(Rows from a figure dataset)
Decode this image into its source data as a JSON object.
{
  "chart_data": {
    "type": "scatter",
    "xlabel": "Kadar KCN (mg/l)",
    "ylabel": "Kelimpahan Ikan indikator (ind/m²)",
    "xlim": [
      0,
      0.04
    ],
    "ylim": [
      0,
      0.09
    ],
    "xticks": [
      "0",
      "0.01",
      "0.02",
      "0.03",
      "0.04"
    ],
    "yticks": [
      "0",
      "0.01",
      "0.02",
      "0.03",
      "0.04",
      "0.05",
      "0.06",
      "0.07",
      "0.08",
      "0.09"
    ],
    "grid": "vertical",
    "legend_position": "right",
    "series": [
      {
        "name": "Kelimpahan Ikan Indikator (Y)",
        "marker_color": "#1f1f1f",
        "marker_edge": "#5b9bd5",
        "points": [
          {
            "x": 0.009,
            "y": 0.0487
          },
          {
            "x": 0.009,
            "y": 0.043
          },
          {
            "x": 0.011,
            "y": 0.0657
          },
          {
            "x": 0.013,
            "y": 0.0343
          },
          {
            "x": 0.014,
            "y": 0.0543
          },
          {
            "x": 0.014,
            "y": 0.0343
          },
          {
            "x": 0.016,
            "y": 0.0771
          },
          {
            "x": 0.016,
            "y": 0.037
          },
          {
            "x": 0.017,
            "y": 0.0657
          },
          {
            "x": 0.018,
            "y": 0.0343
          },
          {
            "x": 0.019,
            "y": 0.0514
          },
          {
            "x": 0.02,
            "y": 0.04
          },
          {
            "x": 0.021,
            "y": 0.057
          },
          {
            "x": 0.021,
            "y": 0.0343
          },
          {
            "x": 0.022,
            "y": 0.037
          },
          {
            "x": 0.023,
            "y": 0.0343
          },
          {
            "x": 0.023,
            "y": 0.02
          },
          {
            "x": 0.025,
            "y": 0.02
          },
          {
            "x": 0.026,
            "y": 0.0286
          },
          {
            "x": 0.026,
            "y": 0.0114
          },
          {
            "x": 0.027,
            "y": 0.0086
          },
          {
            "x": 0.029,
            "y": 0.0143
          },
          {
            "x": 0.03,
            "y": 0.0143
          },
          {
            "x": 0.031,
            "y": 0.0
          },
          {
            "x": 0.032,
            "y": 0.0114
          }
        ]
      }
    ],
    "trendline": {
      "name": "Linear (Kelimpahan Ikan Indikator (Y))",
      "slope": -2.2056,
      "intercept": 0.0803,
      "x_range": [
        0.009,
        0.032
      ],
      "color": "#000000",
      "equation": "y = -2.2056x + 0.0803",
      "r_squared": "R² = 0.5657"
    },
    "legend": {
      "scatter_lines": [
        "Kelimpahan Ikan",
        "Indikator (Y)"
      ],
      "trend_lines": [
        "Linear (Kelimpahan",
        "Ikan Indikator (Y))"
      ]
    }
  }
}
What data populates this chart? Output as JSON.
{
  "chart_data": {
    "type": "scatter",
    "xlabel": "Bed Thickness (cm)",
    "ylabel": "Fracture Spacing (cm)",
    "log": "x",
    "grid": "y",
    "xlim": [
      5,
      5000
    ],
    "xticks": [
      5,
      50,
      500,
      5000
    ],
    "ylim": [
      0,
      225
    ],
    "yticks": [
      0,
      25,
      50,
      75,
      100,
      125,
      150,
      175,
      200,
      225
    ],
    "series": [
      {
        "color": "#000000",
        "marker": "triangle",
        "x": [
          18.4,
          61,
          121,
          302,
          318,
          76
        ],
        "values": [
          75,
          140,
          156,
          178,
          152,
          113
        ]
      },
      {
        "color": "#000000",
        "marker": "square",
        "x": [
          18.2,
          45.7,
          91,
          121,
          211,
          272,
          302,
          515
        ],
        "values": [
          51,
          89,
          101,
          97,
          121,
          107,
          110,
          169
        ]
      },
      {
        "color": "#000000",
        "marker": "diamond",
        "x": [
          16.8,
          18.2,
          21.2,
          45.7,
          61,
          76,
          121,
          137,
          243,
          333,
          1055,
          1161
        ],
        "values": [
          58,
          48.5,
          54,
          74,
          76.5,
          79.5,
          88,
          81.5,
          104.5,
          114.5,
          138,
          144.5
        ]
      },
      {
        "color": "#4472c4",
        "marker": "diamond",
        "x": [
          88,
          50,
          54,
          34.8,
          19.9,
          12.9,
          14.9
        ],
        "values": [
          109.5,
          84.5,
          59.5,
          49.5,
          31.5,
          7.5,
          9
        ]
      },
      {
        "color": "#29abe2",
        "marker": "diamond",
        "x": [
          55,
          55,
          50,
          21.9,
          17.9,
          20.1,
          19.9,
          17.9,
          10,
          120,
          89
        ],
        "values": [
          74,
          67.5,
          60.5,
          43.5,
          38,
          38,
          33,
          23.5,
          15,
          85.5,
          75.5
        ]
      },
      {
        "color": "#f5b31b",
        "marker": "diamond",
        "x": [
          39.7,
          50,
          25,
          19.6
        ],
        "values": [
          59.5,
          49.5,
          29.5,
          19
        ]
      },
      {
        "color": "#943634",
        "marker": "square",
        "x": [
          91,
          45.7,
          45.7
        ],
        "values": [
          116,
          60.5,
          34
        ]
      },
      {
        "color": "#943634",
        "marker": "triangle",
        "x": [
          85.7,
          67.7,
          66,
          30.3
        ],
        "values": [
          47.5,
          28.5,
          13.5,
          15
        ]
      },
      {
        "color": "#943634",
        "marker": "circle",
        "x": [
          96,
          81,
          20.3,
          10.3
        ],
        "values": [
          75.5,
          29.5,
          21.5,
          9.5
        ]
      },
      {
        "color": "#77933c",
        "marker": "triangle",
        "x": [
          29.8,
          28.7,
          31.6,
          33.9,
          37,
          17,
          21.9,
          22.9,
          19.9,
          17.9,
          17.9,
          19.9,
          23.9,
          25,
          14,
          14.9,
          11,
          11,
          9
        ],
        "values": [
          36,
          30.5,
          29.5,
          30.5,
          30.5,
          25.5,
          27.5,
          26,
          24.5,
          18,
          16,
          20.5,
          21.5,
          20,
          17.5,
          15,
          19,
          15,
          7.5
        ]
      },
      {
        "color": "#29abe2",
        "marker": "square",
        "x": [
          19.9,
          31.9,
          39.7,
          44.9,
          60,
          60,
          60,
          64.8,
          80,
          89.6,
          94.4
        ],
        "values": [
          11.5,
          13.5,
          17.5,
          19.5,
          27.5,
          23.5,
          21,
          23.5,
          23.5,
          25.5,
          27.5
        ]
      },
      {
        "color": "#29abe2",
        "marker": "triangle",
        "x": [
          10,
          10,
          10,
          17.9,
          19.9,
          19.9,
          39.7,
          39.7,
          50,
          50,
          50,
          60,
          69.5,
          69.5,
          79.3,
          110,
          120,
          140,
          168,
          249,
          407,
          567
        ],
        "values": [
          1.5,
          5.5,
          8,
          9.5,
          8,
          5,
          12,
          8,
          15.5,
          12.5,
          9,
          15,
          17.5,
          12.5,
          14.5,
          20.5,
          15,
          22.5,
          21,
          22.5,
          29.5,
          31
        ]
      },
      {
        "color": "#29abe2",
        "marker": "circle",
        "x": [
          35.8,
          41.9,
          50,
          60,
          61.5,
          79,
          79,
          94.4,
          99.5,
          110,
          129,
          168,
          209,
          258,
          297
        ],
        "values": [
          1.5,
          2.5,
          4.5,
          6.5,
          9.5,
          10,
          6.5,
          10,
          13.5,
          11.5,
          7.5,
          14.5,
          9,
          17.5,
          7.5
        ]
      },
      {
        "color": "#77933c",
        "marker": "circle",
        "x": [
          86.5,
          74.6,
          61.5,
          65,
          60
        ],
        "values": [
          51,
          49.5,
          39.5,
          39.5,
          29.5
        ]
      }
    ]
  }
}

- EXERCISE PROMPT
Reproduce the data shown above exactly.

- SOLUTION TO THE EXERCISE
Decode this image into its source data as a JSON object.
{
  "chart_data": {
    "type": "scatter",
    "xlabel": "Kadar KCN (mg/l)",
    "ylabel": "Kelimpahan Ikan indikator (ind/m²)",
    "xlim": [
      0,
      0.04
    ],
    "ylim": [
      0,
      0.09
    ],
    "xticks": [
      "0",
      "0.01",
      "0.02",
      "0.03",
      "0.04"
    ],
    "yticks": [
      "0",
      "0.01",
      "0.02",
      "0.03",
      "0.04",
      "0.05",
      "0.06",
      "0.07",
      "0.08",
      "0.09"
    ],
    "grid": "vertical",
    "legend_position": "right",
    "series": [
      {
        "name": "Kelimpahan Ikan Indikator (Y)",
        "marker_color": "#1f1f1f",
        "marker_edge": "#5b9bd5",
        "points": [
          {
            "x": 0.009,
            "y": 0.0487
          },
          {
            "x": 0.009,
            "y": 0.043
          },
          {
            "x": 0.011,
            "y": 0.0657
          },
          {
            "x": 0.013,
            "y": 0.0343
          },
          {
            "x": 0.014,
            "y": 0.0543
          },
          {
            "x": 0.014,
            "y": 0.0343
          },
          {
            "x": 0.016,
            "y": 0.0771
          },
          {
            "x": 0.016,
            "y": 0.037
          },
          {
            "x": 0.017,
            "y": 0.0657
          },
          {
            "x": 0.018,
            "y": 0.0343
          },
          {
            "x": 0.019,
            "y": 0.0514
          },
          {
            "x": 0.02,
            "y": 0.04
          },
          {
            "x": 0.021,
            "y": 0.057
          },
          {
            "x": 0.021,
            "y": 0.0343
          },
          {
            "x": 0.022,
            "y": 0.037
          },
          {
            "x": 0.023,
            "y": 0.0343
          },
          {
            "x": 0.023,
            "y": 0.02
          },
          {
            "x": 0.025,
            "y": 0.02
          },
          {
            "x": 0.026,
            "y": 0.0286
          },
          {
            "x": 0.026,
            "y": 0.0114
          },
          {
            "x": 0.027,
            "y": 0.0086
          },
          {
            "x": 0.029,
            "y": 0.0143
          },
          {
            "x": 0.03,
            "y": 0.0143
          },
          {
            "x": 0.031,
            "y": 0.0
          },
          {
            "x": 0.032,
            "y": 0.0114
          }
        ]
      }
    ],
    "trendline": {
      "name": "Linear (Kelimpahan Ikan Indikator (Y))",
      "slope": -2.2056,
      "intercept": 0.0803,
      "x_range": [
        0.009,
        0.032
      ],
      "color": "#000000",
      "equation": "y = -2.2056x + 0.0803",
      "r_squared": "R² = 0.5657"
    },
    "legend": {
      "scatter_lines": [
        "Kelimpahan Ikan",
        "Indikator (Y)"
      ],
      "trend_lines": [
        "Linear (Kelimpahan",
        "Ikan Indikator (Y))"
      ]
    }
  }
}
What data populates this chart? Output as JSON.
{
  "chart_data": {
    "type": "scatter",
    "xlabel": "Bed Thickness (cm)",
    "ylabel": "Fracture Spacing (cm)",
    "log": "x",
    "grid": "y",
    "xlim": [
      5,
      5000
    ],
    "xticks": [
      5,
      50,
      500,
      5000
    ],
    "ylim": [
      0,
      225
    ],
    "yticks": [
      0,
      25,
      50,
      75,
      100,
      125,
      150,
      175,
      200,
      225
    ],
    "series": [
      {
        "color": "#000000",
        "marker": "triangle",
        "x": [
          18.4,
          61,
          121,
          302,
          318,
          76
        ],
        "values": [
          75,
          140,
          156,
          178,
          152,
          113
        ]
      },
      {
        "color": "#000000",
        "marker": "square",
        "x": [
          18.2,
          45.7,
          91,
          121,
          211,
          272,
          302,
          515
        ],
        "values": [
          51,
          89,
          101,
          97,
          121,
          107,
          110,
          169
        ]
      },
      {
        "color": "#000000",
        "marker": "diamond",
        "x": [
          16.8,
          18.2,
          21.2,
          45.7,
          61,
          76,
          121,
          137,
          243,
          333,
          1055,
          1161
        ],
        "values": [
          58,
          48.5,
          54,
          74,
          76.5,
          79.5,
          88,
          81.5,
          104.5,
          114.5,
          138,
          144.5
        ]
      },
      {
        "color": "#4472c4",
        "marker": "diamond",
        "x": [
          88,
          50,
          54,
          34.8,
          19.9,
          12.9,
          14.9
        ],
        "values": [
          109.5,
          84.5,
          59.5,
          49.5,
          31.5,
          7.5,
          9
        ]
      },
      {
        "color": "#29abe2",
        "marker": "diamond",
        "x": [
          55,
          55,
          50,
          21.9,
          17.9,
          20.1,
          19.9,
          17.9,
          10,
          120,
          89
        ],
        "values": [
          74,
          67.5,
          60.5,
          43.5,
          38,
          38,
          33,
          23.5,
          15,
          85.5,
          75.5
        ]
      },
      {
        "color": "#f5b31b",
        "marker": "diamond",
        "x": [
          39.7,
          50,
          25,
          19.6
        ],
        "values": [
          59.5,
          49.5,
          29.5,
          19
        ]
      },
      {
        "color": "#943634",
        "marker": "square",
        "x": [
          91,
          45.7,
          45.7
        ],
        "values": [
          116,
          60.5,
          34
        ]
      },
      {
        "color": "#943634",
        "marker": "triangle",
        "x": [
          85.7,
          67.7,
          66,
          30.3
        ],
        "values": [
          47.5,
          28.5,
          13.5,
          15
        ]
      },
      {
        "color": "#943634",
        "marker": "circle",
        "x": [
          96,
          81,
          20.3,
          10.3
        ],
        "values": [
          75.5,
          29.5,
          21.5,
          9.5
        ]
      },
      {
        "color": "#77933c",
        "marker": "triangle",
        "x": [
          29.8,
          28.7,
          31.6,
          33.9,
          37,
          17,
          21.9,
          22.9,
          19.9,
          17.9,
          17.9,
          19.9,
          23.9,
          25,
          14,
          14.9,
          11,
          11,
          9
        ],
        "values": [
          36,
          30.5,
          29.5,
          30.5,
          30.5,
          25.5,
          27.5,
          26,
          24.5,
          18,
          16,
          20.5,
          21.5,
          20,
          17.5,
          15,
          19,
          15,
          7.5
        ]
      },
      {
        "color": "#29abe2",
        "marker": "square",
        "x": [
          19.9,
          31.9,
          39.7,
          44.9,
          60,
          60,
          60,
          64.8,
          80,
          89.6,
          94.4
        ],
        "values": [
          11.5,
          13.5,
          17.5,
          19.5,
          27.5,
          23.5,
          21,
          23.5,
          23.5,
          25.5,
          27.5
        ]
      },
      {
        "color": "#29abe2",
        "marker": "triangle",
        "x": [
          10,
          10,
          10,
          17.9,
          19.9,
          19.9,
          39.7,
          39.7,
          50,
          50,
          50,
          60,
          69.5,
          69.5,
          79.3,
          110,
          120,
          140,
          168,
          249,
          407,
          567
        ],
        "values": [
          1.5,
          5.5,
          8,
          9.5,
          8,
          5,
          12,
          8,
          15.5,
          12.5,
          9,
          15,
          17.5,
          12.5,
          14.5,
          20.5,
          15,
          22.5,
          21,
          22.5,
          29.5,
          31
        ]
      },
      {
        "color": "#29abe2",
        "marker": "circle",
        "x": [
          35.8,
          41.9,
          50,
          60,
          61.5,
          79,
          79,
          94.4,
          99.5,
          110,
          129,
          168,
          209,
          258,
          297
        ],
        "values": [
          1.5,
          2.5,
          4.5,
          6.5,
          9.5,
          10,
          6.5,
          10,
          13.5,
          11.5,
          7.5,
          14.5,
          9,
          17.5,
          7.5
        ]
      },
      {
        "color": "#77933c",
        "marker": "circle",
        "x": [
          86.5,
          74.6,
          61.5,
          65,
          60
        ],
        "values": [
          51,
          49.5,
          39.5,
          39.5,
          29.5
        ]
      }
    ]
  }
}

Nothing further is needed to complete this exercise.